Aim of the exercise -> Isolate every line in the data with the string "Cercar" and copy it.

── Input data ──

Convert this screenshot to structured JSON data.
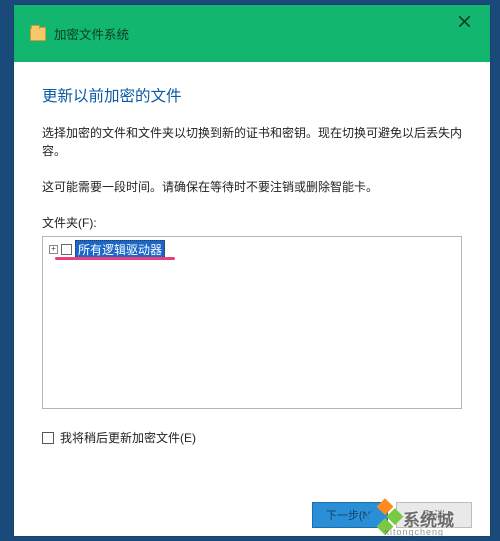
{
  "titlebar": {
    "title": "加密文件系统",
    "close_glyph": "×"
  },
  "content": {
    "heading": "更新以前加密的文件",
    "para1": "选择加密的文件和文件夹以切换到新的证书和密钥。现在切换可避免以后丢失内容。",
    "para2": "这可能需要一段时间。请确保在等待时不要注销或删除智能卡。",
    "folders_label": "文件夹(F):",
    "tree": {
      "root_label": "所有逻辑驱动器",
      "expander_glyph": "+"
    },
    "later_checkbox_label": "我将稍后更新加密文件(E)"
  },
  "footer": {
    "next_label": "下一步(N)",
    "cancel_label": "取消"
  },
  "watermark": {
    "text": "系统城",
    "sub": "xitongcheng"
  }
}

───
── Input data ──

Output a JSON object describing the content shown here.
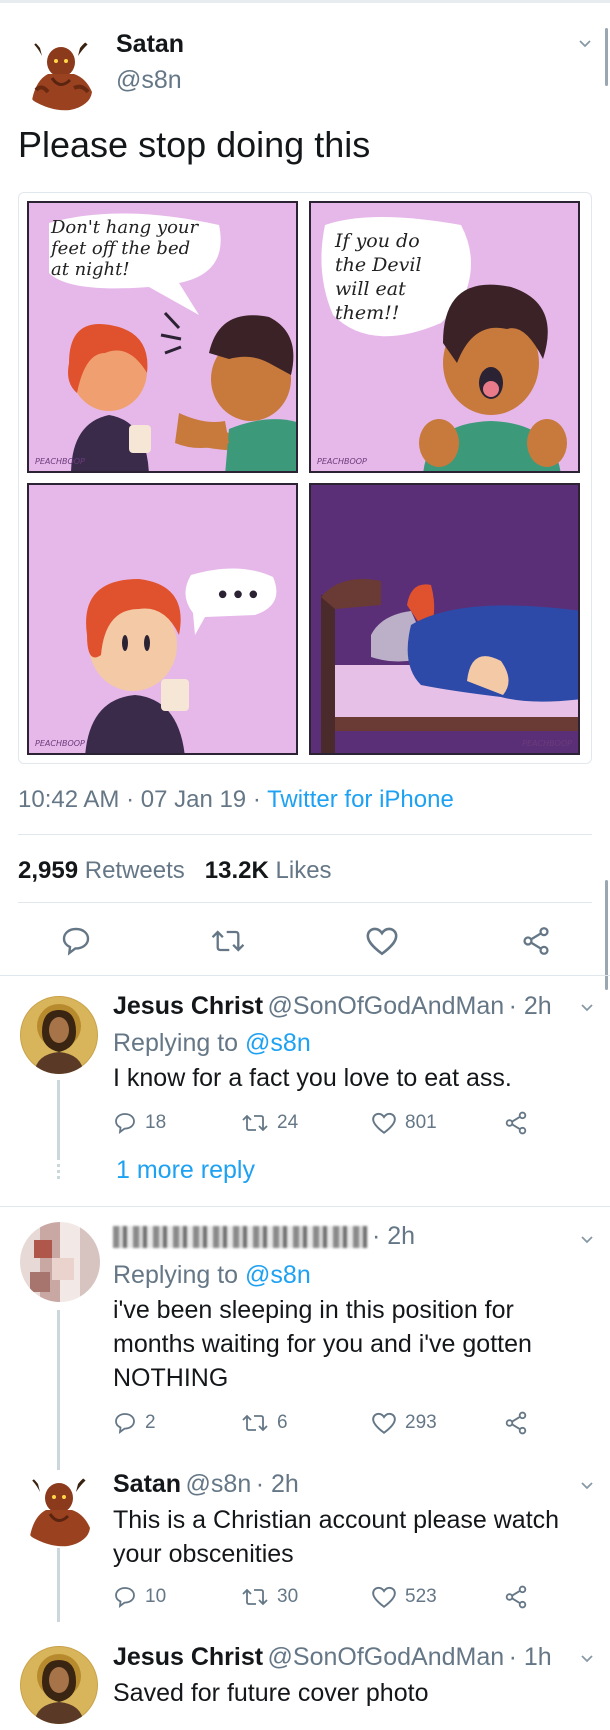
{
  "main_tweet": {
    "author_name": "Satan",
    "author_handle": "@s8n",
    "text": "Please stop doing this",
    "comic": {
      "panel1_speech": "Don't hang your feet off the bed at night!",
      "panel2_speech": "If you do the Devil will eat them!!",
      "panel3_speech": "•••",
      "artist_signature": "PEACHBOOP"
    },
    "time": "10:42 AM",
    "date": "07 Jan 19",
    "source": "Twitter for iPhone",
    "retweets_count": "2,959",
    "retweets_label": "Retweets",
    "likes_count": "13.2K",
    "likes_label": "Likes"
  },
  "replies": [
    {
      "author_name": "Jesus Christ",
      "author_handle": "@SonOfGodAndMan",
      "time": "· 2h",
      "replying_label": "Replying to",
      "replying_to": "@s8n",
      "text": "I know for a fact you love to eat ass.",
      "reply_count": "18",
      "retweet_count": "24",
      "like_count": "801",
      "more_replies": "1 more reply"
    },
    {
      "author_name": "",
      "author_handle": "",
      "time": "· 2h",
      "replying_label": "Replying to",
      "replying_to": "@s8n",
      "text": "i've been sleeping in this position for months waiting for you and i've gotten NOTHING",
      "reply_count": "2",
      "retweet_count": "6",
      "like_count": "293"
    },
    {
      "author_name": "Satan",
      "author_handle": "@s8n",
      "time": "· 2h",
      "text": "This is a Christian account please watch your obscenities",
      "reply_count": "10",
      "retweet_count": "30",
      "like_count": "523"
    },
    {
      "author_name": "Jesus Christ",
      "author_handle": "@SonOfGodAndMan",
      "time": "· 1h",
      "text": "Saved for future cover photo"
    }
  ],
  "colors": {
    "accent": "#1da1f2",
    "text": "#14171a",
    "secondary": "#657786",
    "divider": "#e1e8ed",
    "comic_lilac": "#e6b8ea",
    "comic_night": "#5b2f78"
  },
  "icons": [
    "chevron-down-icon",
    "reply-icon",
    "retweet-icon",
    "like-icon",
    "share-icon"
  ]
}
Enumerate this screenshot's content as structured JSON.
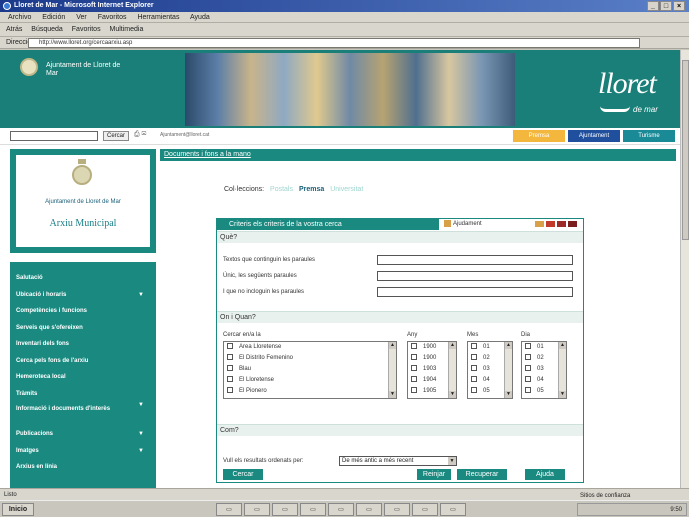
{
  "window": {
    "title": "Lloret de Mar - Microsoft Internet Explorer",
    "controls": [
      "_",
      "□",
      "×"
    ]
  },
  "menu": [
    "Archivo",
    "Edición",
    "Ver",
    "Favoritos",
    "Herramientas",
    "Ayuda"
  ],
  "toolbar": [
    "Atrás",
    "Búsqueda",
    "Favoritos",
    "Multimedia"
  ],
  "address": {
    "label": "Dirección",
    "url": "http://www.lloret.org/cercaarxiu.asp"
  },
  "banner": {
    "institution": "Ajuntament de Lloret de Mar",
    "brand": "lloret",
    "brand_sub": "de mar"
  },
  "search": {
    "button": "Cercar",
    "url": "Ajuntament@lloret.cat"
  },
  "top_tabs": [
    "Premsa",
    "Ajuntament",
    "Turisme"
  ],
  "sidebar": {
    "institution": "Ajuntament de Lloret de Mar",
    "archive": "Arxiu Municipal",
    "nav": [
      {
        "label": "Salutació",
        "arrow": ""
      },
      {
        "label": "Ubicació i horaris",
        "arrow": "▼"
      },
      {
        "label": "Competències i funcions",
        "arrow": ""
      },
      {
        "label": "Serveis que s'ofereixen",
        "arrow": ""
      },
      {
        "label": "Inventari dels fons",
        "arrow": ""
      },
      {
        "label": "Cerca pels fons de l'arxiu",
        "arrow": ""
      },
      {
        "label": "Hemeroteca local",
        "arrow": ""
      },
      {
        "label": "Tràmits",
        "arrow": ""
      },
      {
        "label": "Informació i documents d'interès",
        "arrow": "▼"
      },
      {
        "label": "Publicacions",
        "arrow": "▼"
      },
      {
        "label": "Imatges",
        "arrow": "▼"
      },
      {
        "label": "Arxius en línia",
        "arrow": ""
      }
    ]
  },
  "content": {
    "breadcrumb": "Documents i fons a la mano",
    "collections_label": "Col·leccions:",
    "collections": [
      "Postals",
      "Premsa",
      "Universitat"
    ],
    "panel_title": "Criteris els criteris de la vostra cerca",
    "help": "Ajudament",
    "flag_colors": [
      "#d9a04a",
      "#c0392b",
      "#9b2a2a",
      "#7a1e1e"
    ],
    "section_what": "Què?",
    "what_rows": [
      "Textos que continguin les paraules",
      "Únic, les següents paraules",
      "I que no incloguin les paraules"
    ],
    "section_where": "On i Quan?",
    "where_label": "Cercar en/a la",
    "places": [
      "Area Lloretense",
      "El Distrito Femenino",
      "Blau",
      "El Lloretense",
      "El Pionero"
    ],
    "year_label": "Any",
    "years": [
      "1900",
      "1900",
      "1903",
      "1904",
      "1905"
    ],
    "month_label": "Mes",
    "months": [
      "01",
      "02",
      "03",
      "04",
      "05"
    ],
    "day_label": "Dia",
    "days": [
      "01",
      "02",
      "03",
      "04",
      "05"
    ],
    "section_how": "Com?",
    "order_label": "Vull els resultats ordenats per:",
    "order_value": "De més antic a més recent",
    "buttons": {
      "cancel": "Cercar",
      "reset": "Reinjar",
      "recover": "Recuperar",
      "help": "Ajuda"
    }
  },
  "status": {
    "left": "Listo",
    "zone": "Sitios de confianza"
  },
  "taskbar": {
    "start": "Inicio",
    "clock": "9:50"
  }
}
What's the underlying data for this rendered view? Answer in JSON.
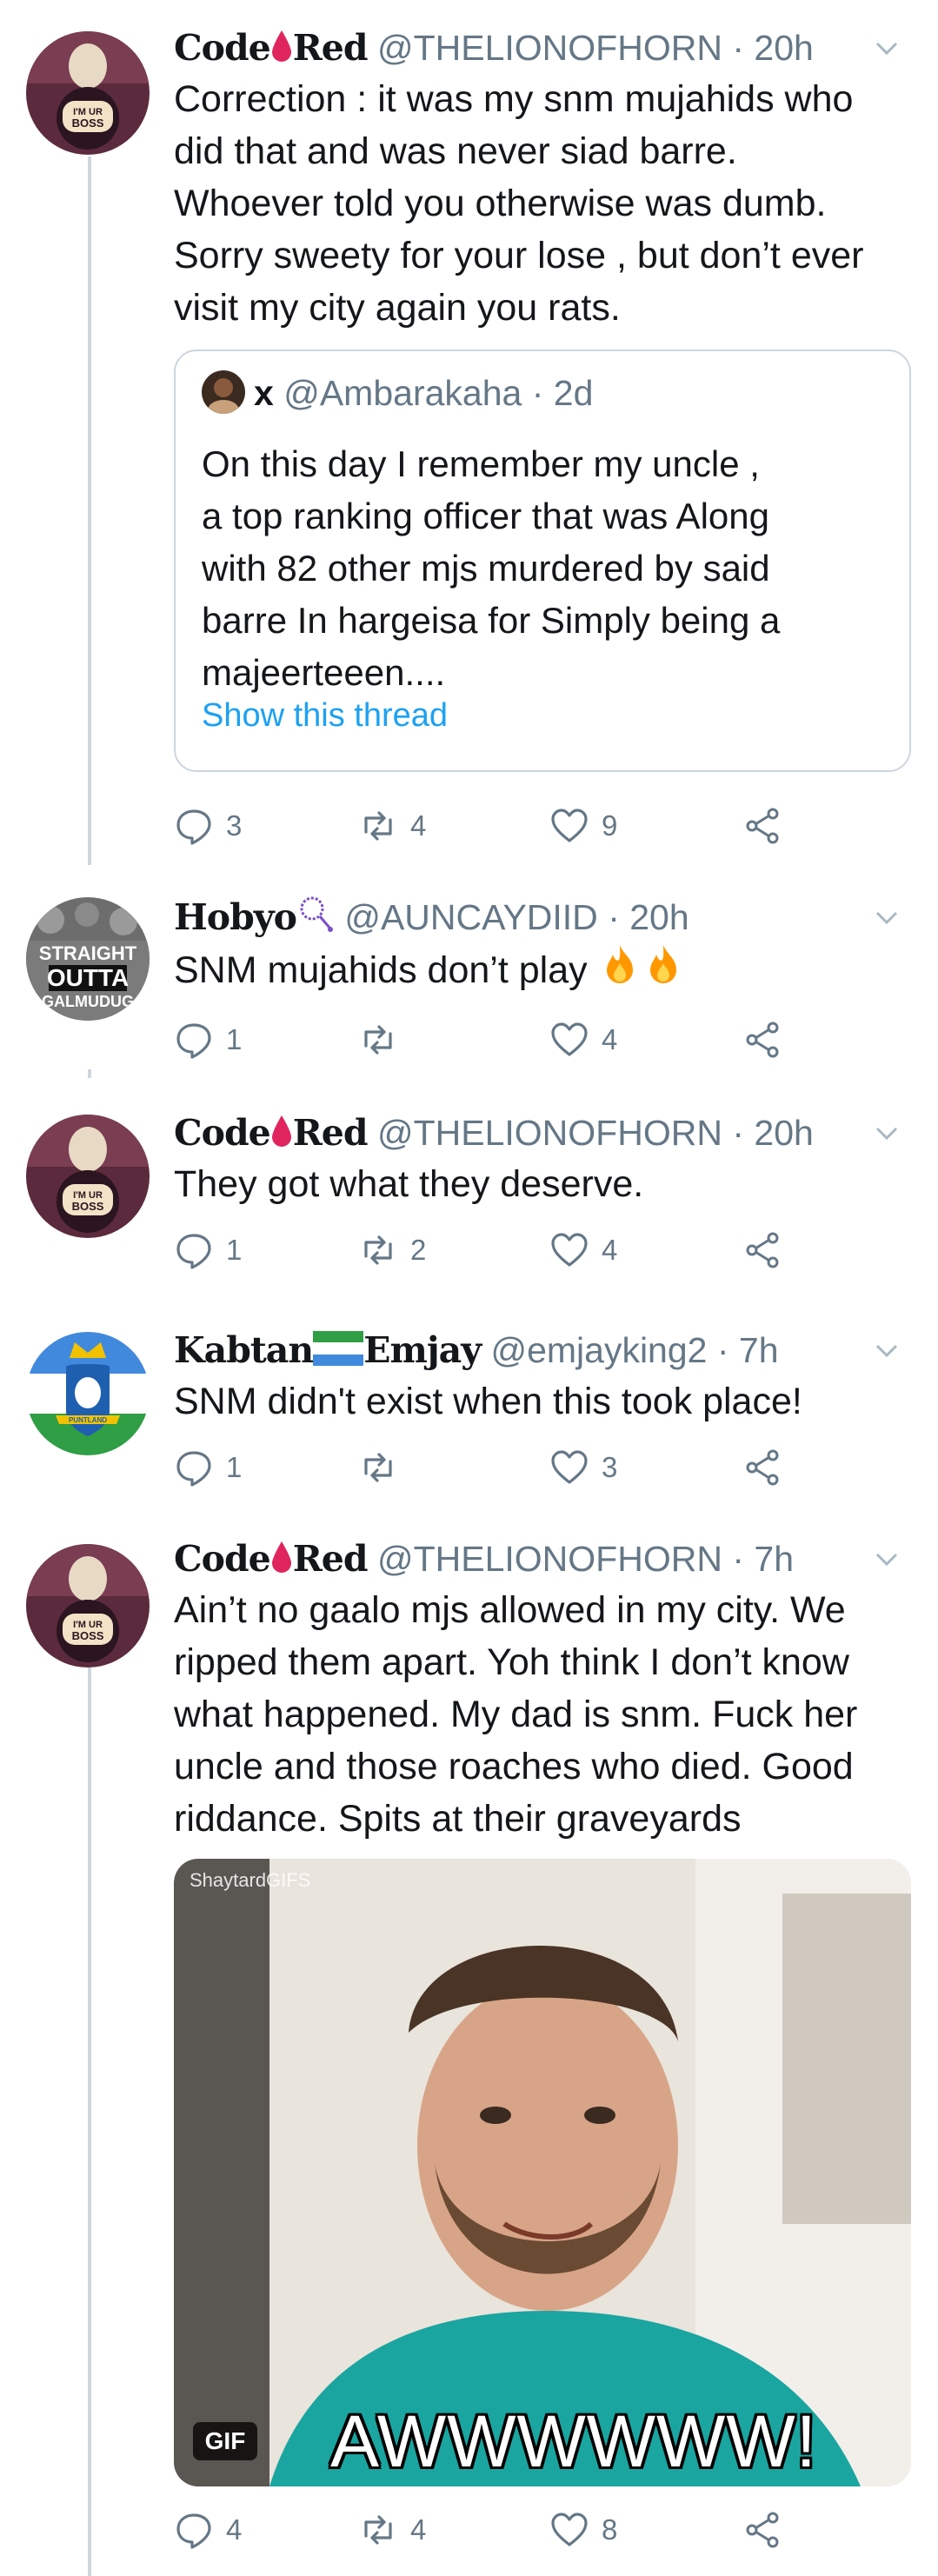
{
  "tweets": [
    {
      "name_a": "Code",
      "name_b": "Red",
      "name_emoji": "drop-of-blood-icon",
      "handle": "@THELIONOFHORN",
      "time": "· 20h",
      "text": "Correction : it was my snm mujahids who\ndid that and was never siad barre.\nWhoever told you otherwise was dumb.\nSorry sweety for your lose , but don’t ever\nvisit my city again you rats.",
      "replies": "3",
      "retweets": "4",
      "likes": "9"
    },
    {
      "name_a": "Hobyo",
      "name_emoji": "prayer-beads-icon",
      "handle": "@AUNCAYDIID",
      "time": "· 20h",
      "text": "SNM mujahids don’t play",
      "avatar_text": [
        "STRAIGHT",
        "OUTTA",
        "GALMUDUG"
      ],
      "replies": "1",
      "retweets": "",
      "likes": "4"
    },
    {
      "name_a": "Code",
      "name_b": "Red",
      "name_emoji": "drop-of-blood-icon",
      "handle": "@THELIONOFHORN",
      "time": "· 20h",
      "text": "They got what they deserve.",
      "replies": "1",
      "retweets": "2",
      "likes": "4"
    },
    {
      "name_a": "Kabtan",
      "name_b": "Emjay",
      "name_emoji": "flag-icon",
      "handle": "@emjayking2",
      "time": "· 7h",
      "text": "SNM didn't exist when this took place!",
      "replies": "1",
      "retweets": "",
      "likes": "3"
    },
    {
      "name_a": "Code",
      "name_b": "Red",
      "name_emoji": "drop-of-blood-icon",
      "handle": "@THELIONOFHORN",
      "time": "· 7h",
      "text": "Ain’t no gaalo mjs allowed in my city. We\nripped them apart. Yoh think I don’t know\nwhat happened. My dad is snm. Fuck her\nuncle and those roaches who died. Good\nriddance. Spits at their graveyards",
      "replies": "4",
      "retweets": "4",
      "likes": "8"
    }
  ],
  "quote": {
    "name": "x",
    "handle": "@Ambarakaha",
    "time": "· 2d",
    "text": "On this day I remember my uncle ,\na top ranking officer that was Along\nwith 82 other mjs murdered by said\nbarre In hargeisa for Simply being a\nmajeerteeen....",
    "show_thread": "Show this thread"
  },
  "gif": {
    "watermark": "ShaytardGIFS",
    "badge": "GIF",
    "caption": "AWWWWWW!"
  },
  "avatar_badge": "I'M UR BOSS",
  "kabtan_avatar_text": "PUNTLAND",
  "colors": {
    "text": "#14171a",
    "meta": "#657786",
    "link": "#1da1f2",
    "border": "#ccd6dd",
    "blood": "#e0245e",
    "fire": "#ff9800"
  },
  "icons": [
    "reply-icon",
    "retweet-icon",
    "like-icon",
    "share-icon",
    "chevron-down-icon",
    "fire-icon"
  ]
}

───

Exercise output ->
    "button": "Cercar",
    "where_label": "Cercar en/a la",
      "cancel": "Cercar",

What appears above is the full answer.